**EXERCISE TASK**
Quote the records beneath, complete and exact. Leave out images.

- - -

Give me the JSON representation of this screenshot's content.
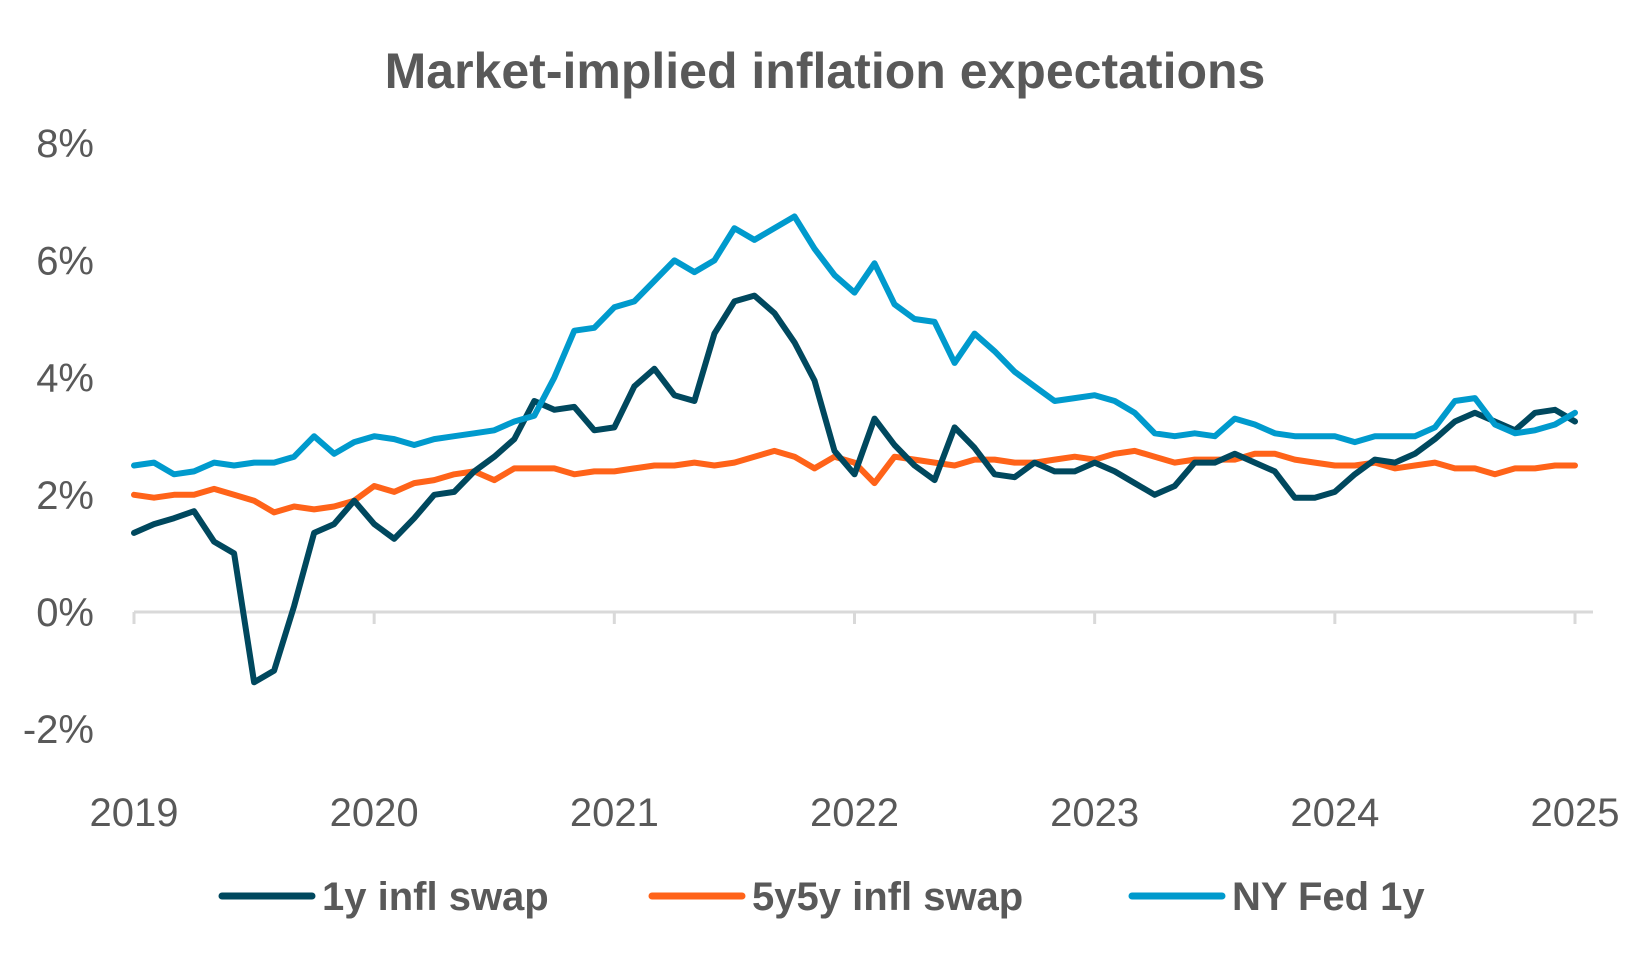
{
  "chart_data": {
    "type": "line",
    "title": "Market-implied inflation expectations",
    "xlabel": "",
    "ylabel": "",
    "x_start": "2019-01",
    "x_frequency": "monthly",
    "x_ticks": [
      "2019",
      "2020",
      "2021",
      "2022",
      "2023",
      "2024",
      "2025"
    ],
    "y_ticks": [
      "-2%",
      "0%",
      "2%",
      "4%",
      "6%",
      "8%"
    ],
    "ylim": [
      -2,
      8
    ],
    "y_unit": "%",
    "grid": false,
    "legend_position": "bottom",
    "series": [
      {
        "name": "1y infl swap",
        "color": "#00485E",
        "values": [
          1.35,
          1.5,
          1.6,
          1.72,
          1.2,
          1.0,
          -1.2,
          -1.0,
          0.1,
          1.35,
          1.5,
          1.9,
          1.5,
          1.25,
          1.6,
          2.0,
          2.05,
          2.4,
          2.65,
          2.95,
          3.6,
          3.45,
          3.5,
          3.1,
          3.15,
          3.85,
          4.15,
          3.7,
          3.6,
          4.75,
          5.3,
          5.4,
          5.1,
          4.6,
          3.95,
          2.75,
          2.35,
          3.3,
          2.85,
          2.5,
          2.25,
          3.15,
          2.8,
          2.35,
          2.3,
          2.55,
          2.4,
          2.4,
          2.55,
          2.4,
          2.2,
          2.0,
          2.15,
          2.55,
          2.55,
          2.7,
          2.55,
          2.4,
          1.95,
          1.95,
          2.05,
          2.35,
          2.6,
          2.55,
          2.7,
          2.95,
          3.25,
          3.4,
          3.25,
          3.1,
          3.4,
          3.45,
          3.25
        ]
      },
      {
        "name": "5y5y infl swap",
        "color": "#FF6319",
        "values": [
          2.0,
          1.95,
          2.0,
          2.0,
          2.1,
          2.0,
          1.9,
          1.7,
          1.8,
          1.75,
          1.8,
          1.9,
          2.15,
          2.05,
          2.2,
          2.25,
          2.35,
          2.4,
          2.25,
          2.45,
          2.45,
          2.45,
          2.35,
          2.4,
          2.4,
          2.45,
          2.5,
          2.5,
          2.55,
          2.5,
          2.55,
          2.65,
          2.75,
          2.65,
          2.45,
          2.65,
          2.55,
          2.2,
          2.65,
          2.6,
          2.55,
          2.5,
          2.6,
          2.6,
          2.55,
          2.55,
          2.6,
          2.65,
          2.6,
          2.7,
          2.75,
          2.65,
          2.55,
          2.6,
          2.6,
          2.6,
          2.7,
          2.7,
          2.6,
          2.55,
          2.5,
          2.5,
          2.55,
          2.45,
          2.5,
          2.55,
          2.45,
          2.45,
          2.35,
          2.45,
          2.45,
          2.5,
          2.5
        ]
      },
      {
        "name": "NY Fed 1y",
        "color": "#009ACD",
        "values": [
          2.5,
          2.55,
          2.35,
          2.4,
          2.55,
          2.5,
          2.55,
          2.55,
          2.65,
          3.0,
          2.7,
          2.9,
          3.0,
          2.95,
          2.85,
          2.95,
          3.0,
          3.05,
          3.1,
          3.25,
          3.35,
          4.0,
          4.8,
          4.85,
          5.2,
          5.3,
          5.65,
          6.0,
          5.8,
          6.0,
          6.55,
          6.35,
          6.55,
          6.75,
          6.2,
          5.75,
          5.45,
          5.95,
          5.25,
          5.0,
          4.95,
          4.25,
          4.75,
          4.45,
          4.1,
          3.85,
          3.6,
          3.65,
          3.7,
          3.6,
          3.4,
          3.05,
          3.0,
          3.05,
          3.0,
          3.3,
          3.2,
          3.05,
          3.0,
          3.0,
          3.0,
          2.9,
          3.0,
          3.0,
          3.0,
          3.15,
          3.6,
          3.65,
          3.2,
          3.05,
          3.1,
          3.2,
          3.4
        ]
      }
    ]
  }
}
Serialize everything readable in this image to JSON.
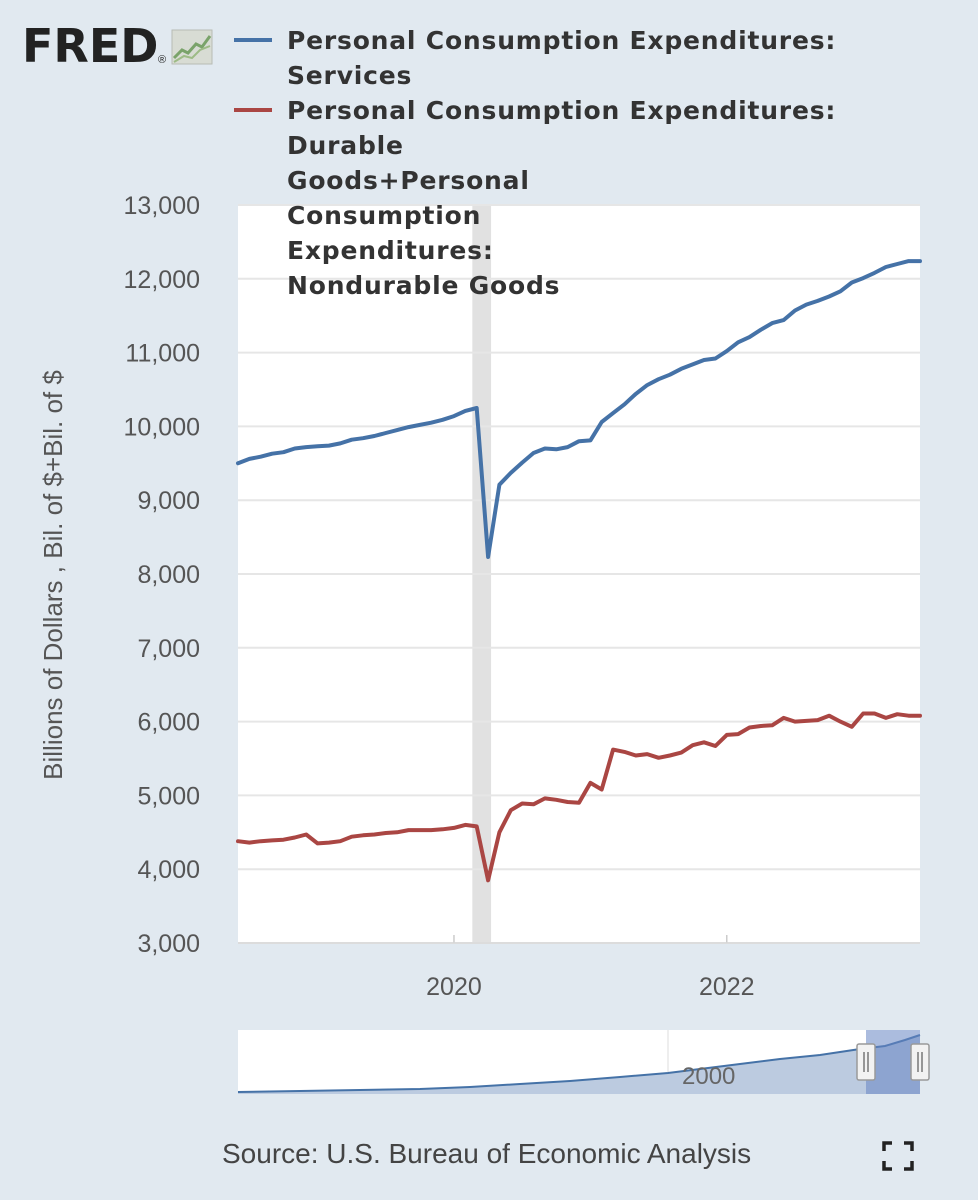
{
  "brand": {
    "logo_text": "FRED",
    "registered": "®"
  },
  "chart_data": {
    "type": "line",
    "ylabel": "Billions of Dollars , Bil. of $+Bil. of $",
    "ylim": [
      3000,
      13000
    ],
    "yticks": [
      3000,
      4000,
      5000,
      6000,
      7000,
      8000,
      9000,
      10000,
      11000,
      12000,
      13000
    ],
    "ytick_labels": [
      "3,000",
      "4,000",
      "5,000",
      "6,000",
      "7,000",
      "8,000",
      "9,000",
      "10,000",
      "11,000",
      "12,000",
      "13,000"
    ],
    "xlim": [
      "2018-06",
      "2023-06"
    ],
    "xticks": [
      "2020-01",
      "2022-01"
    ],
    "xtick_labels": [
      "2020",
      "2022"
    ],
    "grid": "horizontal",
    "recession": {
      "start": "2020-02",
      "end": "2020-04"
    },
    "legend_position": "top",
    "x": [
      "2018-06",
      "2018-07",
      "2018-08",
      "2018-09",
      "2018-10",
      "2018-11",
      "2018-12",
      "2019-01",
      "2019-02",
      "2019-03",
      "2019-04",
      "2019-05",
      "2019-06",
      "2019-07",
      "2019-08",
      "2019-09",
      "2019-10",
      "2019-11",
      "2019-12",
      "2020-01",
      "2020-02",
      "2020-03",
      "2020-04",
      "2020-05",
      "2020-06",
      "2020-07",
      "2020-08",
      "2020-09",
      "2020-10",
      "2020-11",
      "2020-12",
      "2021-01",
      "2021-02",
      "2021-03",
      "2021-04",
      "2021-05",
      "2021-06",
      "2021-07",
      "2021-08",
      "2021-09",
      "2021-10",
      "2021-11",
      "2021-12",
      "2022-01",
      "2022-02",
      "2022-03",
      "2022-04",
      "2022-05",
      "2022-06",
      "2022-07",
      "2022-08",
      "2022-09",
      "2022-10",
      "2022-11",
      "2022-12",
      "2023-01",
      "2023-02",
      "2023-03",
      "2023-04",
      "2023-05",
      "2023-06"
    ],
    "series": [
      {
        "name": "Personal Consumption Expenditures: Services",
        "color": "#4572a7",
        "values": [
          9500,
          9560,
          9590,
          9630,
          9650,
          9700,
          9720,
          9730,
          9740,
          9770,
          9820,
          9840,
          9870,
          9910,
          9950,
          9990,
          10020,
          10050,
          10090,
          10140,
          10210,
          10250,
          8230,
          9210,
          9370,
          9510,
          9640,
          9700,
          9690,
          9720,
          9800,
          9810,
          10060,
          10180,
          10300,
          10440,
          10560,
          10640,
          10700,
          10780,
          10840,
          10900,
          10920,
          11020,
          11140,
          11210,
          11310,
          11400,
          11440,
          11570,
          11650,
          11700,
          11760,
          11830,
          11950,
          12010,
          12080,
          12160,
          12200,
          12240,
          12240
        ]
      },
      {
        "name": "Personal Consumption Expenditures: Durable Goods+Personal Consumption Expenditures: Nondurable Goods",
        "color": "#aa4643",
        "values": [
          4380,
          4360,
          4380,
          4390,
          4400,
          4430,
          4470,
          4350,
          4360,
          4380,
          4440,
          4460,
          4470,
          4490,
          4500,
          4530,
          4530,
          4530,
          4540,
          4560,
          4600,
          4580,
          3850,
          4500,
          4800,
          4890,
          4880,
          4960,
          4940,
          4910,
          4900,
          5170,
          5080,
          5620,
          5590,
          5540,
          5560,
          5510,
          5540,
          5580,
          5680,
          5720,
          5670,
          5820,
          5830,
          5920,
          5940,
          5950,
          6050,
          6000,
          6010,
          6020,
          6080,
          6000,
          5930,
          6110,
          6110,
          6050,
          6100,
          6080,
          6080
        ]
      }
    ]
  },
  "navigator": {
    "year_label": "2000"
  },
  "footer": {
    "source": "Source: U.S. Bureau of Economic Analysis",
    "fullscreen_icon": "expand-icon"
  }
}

- - -

**REPLY**
Give me the JSON representation of this screenshot's content.
{
  "chart_data": {
    "type": "line",
    "title": "Market-implied inflation expectations",
    "xlabel": "",
    "ylabel": "",
    "x_start": "2019-01",
    "x_frequency": "monthly",
    "x_ticks": [
      "2019",
      "2020",
      "2021",
      "2022",
      "2023",
      "2024",
      "2025"
    ],
    "y_ticks": [
      "-2%",
      "0%",
      "2%",
      "4%",
      "6%",
      "8%"
    ],
    "ylim": [
      -2,
      8
    ],
    "y_unit": "%",
    "grid": false,
    "legend_position": "bottom",
    "series": [
      {
        "name": "1y infl swap",
        "color": "#00485E",
        "values": [
          1.35,
          1.5,
          1.6,
          1.72,
          1.2,
          1.0,
          -1.2,
          -1.0,
          0.1,
          1.35,
          1.5,
          1.9,
          1.5,
          1.25,
          1.6,
          2.0,
          2.05,
          2.4,
          2.65,
          2.95,
          3.6,
          3.45,
          3.5,
          3.1,
          3.15,
          3.85,
          4.15,
          3.7,
          3.6,
          4.75,
          5.3,
          5.4,
          5.1,
          4.6,
          3.95,
          2.75,
          2.35,
          3.3,
          2.85,
          2.5,
          2.25,
          3.15,
          2.8,
          2.35,
          2.3,
          2.55,
          2.4,
          2.4,
          2.55,
          2.4,
          2.2,
          2.0,
          2.15,
          2.55,
          2.55,
          2.7,
          2.55,
          2.4,
          1.95,
          1.95,
          2.05,
          2.35,
          2.6,
          2.55,
          2.7,
          2.95,
          3.25,
          3.4,
          3.25,
          3.1,
          3.4,
          3.45,
          3.25
        ]
      },
      {
        "name": "5y5y infl swap",
        "color": "#FF6319",
        "values": [
          2.0,
          1.95,
          2.0,
          2.0,
          2.1,
          2.0,
          1.9,
          1.7,
          1.8,
          1.75,
          1.8,
          1.9,
          2.15,
          2.05,
          2.2,
          2.25,
          2.35,
          2.4,
          2.25,
          2.45,
          2.45,
          2.45,
          2.35,
          2.4,
          2.4,
          2.45,
          2.5,
          2.5,
          2.55,
          2.5,
          2.55,
          2.65,
          2.75,
          2.65,
          2.45,
          2.65,
          2.55,
          2.2,
          2.65,
          2.6,
          2.55,
          2.5,
          2.6,
          2.6,
          2.55,
          2.55,
          2.6,
          2.65,
          2.6,
          2.7,
          2.75,
          2.65,
          2.55,
          2.6,
          2.6,
          2.6,
          2.7,
          2.7,
          2.6,
          2.55,
          2.5,
          2.5,
          2.55,
          2.45,
          2.5,
          2.55,
          2.45,
          2.45,
          2.35,
          2.45,
          2.45,
          2.5,
          2.5
        ]
      },
      {
        "name": "NY Fed 1y",
        "color": "#009ACD",
        "values": [
          2.5,
          2.55,
          2.35,
          2.4,
          2.55,
          2.5,
          2.55,
          2.55,
          2.65,
          3.0,
          2.7,
          2.9,
          3.0,
          2.95,
          2.85,
          2.95,
          3.0,
          3.05,
          3.1,
          3.25,
          3.35,
          4.0,
          4.8,
          4.85,
          5.2,
          5.3,
          5.65,
          6.0,
          5.8,
          6.0,
          6.55,
          6.35,
          6.55,
          6.75,
          6.2,
          5.75,
          5.45,
          5.95,
          5.25,
          5.0,
          4.95,
          4.25,
          4.75,
          4.45,
          4.1,
          3.85,
          3.6,
          3.65,
          3.7,
          3.6,
          3.4,
          3.05,
          3.0,
          3.05,
          3.0,
          3.3,
          3.2,
          3.05,
          3.0,
          3.0,
          3.0,
          2.9,
          3.0,
          3.0,
          3.0,
          3.15,
          3.6,
          3.65,
          3.2,
          3.05,
          3.1,
          3.2,
          3.4
        ]
      }
    ]
  }
}
Serialize everything readable in this image to JSON.
{
  "brand": {
    "logo_text": "FRED",
    "registered": "®"
  },
  "chart_data": {
    "type": "line",
    "ylabel": "Billions of Dollars , Bil. of $+Bil. of $",
    "ylim": [
      3000,
      13000
    ],
    "yticks": [
      3000,
      4000,
      5000,
      6000,
      7000,
      8000,
      9000,
      10000,
      11000,
      12000,
      13000
    ],
    "ytick_labels": [
      "3,000",
      "4,000",
      "5,000",
      "6,000",
      "7,000",
      "8,000",
      "9,000",
      "10,000",
      "11,000",
      "12,000",
      "13,000"
    ],
    "xlim": [
      "2018-06",
      "2023-06"
    ],
    "xticks": [
      "2020-01",
      "2022-01"
    ],
    "xtick_labels": [
      "2020",
      "2022"
    ],
    "grid": "horizontal",
    "recession": {
      "start": "2020-02",
      "end": "2020-04"
    },
    "legend_position": "top",
    "x": [
      "2018-06",
      "2018-07",
      "2018-08",
      "2018-09",
      "2018-10",
      "2018-11",
      "2018-12",
      "2019-01",
      "2019-02",
      "2019-03",
      "2019-04",
      "2019-05",
      "2019-06",
      "2019-07",
      "2019-08",
      "2019-09",
      "2019-10",
      "2019-11",
      "2019-12",
      "2020-01",
      "2020-02",
      "2020-03",
      "2020-04",
      "2020-05",
      "2020-06",
      "2020-07",
      "2020-08",
      "2020-09",
      "2020-10",
      "2020-11",
      "2020-12",
      "2021-01",
      "2021-02",
      "2021-03",
      "2021-04",
      "2021-05",
      "2021-06",
      "2021-07",
      "2021-08",
      "2021-09",
      "2021-10",
      "2021-11",
      "2021-12",
      "2022-01",
      "2022-02",
      "2022-03",
      "2022-04",
      "2022-05",
      "2022-06",
      "2022-07",
      "2022-08",
      "2022-09",
      "2022-10",
      "2022-11",
      "2022-12",
      "2023-01",
      "2023-02",
      "2023-03",
      "2023-04",
      "2023-05",
      "2023-06"
    ],
    "series": [
      {
        "name": "Personal Consumption Expenditures: Services",
        "color": "#4572a7",
        "values": [
          9500,
          9560,
          9590,
          9630,
          9650,
          9700,
          9720,
          9730,
          9740,
          9770,
          9820,
          9840,
          9870,
          9910,
          9950,
          9990,
          10020,
          10050,
          10090,
          10140,
          10210,
          10250,
          8230,
          9210,
          9370,
          9510,
          9640,
          9700,
          9690,
          9720,
          9800,
          9810,
          10060,
          10180,
          10300,
          10440,
          10560,
          10640,
          10700,
          10780,
          10840,
          10900,
          10920,
          11020,
          11140,
          11210,
          11310,
          11400,
          11440,
          11570,
          11650,
          11700,
          11760,
          11830,
          11950,
          12010,
          12080,
          12160,
          12200,
          12240,
          12240
        ]
      },
      {
        "name": "Personal Consumption Expenditures: Durable Goods+Personal Consumption Expenditures: Nondurable Goods",
        "color": "#aa4643",
        "values": [
          4380,
          4360,
          4380,
          4390,
          4400,
          4430,
          4470,
          4350,
          4360,
          4380,
          4440,
          4460,
          4470,
          4490,
          4500,
          4530,
          4530,
          4530,
          4540,
          4560,
          4600,
          4580,
          3850,
          4500,
          4800,
          4890,
          4880,
          4960,
          4940,
          4910,
          4900,
          5170,
          5080,
          5620,
          5590,
          5540,
          5560,
          5510,
          5540,
          5580,
          5680,
          5720,
          5670,
          5820,
          5830,
          5920,
          5940,
          5950,
          6050,
          6000,
          6010,
          6020,
          6080,
          6000,
          5930,
          6110,
          6110,
          6050,
          6100,
          6080,
          6080
        ]
      }
    ]
  },
  "navigator": {
    "year_label": "2000"
  },
  "footer": {
    "source": "Source: U.S. Bureau of Economic Analysis",
    "fullscreen_icon": "expand-icon"
  }
}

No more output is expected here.